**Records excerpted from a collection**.
————————

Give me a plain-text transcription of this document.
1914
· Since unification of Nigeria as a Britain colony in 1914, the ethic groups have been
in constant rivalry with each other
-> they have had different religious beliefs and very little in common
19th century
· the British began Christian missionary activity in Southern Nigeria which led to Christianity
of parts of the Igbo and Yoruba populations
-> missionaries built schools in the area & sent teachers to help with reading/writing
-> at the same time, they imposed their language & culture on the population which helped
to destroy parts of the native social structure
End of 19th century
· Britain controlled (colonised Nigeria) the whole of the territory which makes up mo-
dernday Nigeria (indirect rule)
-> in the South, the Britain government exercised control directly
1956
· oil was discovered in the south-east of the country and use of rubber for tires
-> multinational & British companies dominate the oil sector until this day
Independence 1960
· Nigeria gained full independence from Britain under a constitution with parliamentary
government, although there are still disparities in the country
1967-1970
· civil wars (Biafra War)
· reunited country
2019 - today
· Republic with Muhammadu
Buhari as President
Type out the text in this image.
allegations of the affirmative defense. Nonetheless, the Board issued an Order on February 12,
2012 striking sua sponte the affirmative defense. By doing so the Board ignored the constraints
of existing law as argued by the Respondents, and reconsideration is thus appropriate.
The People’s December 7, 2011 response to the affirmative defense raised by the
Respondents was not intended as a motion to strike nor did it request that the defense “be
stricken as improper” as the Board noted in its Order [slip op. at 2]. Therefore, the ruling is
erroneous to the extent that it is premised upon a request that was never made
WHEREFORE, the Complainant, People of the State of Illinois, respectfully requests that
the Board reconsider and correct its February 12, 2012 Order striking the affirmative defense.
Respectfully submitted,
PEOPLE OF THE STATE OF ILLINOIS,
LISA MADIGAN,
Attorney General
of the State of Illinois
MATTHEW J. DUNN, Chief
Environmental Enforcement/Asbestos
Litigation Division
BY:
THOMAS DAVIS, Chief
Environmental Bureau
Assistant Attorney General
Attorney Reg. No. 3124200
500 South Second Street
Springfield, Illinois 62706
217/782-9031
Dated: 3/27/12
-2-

————————

**Exercise**.
Restate the data above word for word.

**Exercise result**.
Give me a plain-text transcription of this document.
1914
· Since unification of Nigeria as a Britain colony in 1914, the ethic groups have been
in constant rivalry with each other
-> they have had different religious beliefs and very little in common
19th century
· the British began Christian missionary activity in Southern Nigeria which led to Christianity
of parts of the Igbo and Yoruba populations
-> missionaries built schools in the area & sent teachers to help with reading/writing
-> at the same time, they imposed their language & culture on the population which helped
to destroy parts of the native social structure
End of 19th century
· Britain controlled (colonised Nigeria) the whole of the territory which makes up mo-
dernday Nigeria (indirect rule)
-> in the South, the Britain government exercised control directly
1956
· oil was discovered in the south-east of the country and use of rubber for tires
-> multinational & British companies dominate the oil sector until this day
Independence 1960
· Nigeria gained full independence from Britain under a constitution with parliamentary
government, although there are still disparities in the country
1967-1970
· civil wars (Biafra War)
· reunited country
2019 - today
· Republic with Muhammadu
Buhari as President
Type out the text in this image.
allegations of the affirmative defense. Nonetheless, the Board issued an Order on February 12,
2012 striking sua sponte the affirmative defense. By doing so the Board ignored the constraints
of existing law as argued by the Respondents, and reconsideration is thus appropriate.
The People’s December 7, 2011 response to the affirmative defense raised by the
Respondents was not intended as a motion to strike nor did it request that the defense “be
stricken as improper” as the Board noted in its Order [slip op. at 2]. Therefore, the ruling is
erroneous to the extent that it is premised upon a request that was never made
WHEREFORE, the Complainant, People of the State of Illinois, respectfully requests that
the Board reconsider and correct its February 12, 2012 Order striking the affirmative defense.
Respectfully submitted,
PEOPLE OF THE STATE OF ILLINOIS,
LISA MADIGAN,
Attorney General
of the State of Illinois
MATTHEW J. DUNN, Chief
Environmental Enforcement/Asbestos
Litigation Division
BY:
THOMAS DAVIS, Chief
Environmental Bureau
Assistant Attorney General
Attorney Reg. No. 3124200
500 South Second Street
Springfield, Illinois 62706
217/782-9031
Dated: 3/27/12
-2-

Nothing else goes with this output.